Task objective> Read the data and repeat all of it exactly.

<<<<

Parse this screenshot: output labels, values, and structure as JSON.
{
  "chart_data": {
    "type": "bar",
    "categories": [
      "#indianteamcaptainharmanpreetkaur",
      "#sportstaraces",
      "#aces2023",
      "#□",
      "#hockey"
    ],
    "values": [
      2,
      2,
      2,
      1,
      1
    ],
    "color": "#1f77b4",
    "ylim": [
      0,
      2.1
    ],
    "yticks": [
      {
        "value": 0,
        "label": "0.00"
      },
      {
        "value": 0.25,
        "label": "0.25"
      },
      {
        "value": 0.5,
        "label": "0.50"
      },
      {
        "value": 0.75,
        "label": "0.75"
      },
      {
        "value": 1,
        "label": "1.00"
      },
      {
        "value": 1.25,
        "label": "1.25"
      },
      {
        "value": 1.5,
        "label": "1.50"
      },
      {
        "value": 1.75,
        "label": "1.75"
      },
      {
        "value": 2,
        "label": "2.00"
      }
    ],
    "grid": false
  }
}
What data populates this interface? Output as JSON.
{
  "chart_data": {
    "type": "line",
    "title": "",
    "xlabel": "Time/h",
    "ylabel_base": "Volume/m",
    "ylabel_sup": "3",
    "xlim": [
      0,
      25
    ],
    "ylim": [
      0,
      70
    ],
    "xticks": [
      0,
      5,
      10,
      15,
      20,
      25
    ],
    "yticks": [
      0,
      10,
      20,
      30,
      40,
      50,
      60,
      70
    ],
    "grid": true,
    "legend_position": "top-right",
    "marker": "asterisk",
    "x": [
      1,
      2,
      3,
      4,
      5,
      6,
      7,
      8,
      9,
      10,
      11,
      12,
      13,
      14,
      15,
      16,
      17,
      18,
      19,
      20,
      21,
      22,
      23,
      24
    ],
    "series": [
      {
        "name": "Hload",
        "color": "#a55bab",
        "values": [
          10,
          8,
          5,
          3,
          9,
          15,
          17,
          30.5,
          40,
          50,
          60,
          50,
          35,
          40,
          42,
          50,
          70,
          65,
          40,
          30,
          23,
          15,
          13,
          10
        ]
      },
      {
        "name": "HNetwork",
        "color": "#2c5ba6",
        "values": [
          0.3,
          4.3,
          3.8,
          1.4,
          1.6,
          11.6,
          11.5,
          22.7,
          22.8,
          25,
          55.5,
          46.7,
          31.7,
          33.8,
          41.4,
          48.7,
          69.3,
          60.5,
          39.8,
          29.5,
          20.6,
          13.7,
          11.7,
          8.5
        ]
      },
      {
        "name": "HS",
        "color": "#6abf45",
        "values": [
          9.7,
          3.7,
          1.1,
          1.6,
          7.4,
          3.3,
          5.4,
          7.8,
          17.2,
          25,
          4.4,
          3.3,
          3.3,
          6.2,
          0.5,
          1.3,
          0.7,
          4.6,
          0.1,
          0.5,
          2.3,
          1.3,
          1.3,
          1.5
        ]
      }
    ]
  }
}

>>>>

Full solution>
Parse this screenshot: output labels, values, and structure as JSON.
{
  "chart_data": {
    "type": "bar",
    "categories": [
      "#indianteamcaptainharmanpreetkaur",
      "#sportstaraces",
      "#aces2023",
      "#□",
      "#hockey"
    ],
    "values": [
      2,
      2,
      2,
      1,
      1
    ],
    "color": "#1f77b4",
    "ylim": [
      0,
      2.1
    ],
    "yticks": [
      {
        "value": 0,
        "label": "0.00"
      },
      {
        "value": 0.25,
        "label": "0.25"
      },
      {
        "value": 0.5,
        "label": "0.50"
      },
      {
        "value": 0.75,
        "label": "0.75"
      },
      {
        "value": 1,
        "label": "1.00"
      },
      {
        "value": 1.25,
        "label": "1.25"
      },
      {
        "value": 1.5,
        "label": "1.50"
      },
      {
        "value": 1.75,
        "label": "1.75"
      },
      {
        "value": 2,
        "label": "2.00"
      }
    ],
    "grid": false
  }
}
What data populates this interface? Output as JSON.
{
  "chart_data": {
    "type": "line",
    "title": "",
    "xlabel": "Time/h",
    "ylabel_base": "Volume/m",
    "ylabel_sup": "3",
    "xlim": [
      0,
      25
    ],
    "ylim": [
      0,
      70
    ],
    "xticks": [
      0,
      5,
      10,
      15,
      20,
      25
    ],
    "yticks": [
      0,
      10,
      20,
      30,
      40,
      50,
      60,
      70
    ],
    "grid": true,
    "legend_position": "top-right",
    "marker": "asterisk",
    "x": [
      1,
      2,
      3,
      4,
      5,
      6,
      7,
      8,
      9,
      10,
      11,
      12,
      13,
      14,
      15,
      16,
      17,
      18,
      19,
      20,
      21,
      22,
      23,
      24
    ],
    "series": [
      {
        "name": "Hload",
        "color": "#a55bab",
        "values": [
          10,
          8,
          5,
          3,
          9,
          15,
          17,
          30.5,
          40,
          50,
          60,
          50,
          35,
          40,
          42,
          50,
          70,
          65,
          40,
          30,
          23,
          15,
          13,
          10
        ]
      },
      {
        "name": "HNetwork",
        "color": "#2c5ba6",
        "values": [
          0.3,
          4.3,
          3.8,
          1.4,
          1.6,
          11.6,
          11.5,
          22.7,
          22.8,
          25,
          55.5,
          46.7,
          31.7,
          33.8,
          41.4,
          48.7,
          69.3,
          60.5,
          39.8,
          29.5,
          20.6,
          13.7,
          11.7,
          8.5
        ]
      },
      {
        "name": "HS",
        "color": "#6abf45",
        "values": [
          9.7,
          3.7,
          1.1,
          1.6,
          7.4,
          3.3,
          5.4,
          7.8,
          17.2,
          25,
          4.4,
          3.3,
          3.3,
          6.2,
          0.5,
          1.3,
          0.7,
          4.6,
          0.1,
          0.5,
          2.3,
          1.3,
          1.3,
          1.5
        ]
      }
    ]
  }
}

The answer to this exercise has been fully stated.